> _Data rows_
--- --- ---

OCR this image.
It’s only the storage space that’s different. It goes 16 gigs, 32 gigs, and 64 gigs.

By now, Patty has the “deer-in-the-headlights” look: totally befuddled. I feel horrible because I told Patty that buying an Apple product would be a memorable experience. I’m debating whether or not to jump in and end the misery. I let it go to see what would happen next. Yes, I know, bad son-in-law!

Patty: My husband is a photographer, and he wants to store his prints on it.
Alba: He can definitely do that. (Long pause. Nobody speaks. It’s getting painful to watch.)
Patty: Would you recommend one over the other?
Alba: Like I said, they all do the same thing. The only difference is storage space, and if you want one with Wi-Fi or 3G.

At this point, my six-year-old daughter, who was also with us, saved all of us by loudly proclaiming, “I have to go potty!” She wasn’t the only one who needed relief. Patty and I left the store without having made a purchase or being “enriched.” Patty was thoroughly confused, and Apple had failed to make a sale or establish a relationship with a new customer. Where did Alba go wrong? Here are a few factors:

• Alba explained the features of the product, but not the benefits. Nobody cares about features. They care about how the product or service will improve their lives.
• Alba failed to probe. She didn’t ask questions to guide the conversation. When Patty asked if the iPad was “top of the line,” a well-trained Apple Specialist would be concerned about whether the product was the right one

--- --- ---

> _What to work on_
Read through the entries and copy each line in which "with" appears.

> _Written solution_
Alba: Like I said, they all do the same thing. The only difference is storage space, and if you want one with Wi-Fi or 3G.
At this point, my six-year-old daughter, who was also with us, saved all of us by loudly proclaiming, “I have to go potty!” She wasn’t the only one who needed relief. Patty and I left the store without having made a purchase or being “enriched.” Patty was thoroughly confused, and Apple had failed to make a sale or establish a relationship with a new customer. Where did Alba go wrong? Here are a few factors:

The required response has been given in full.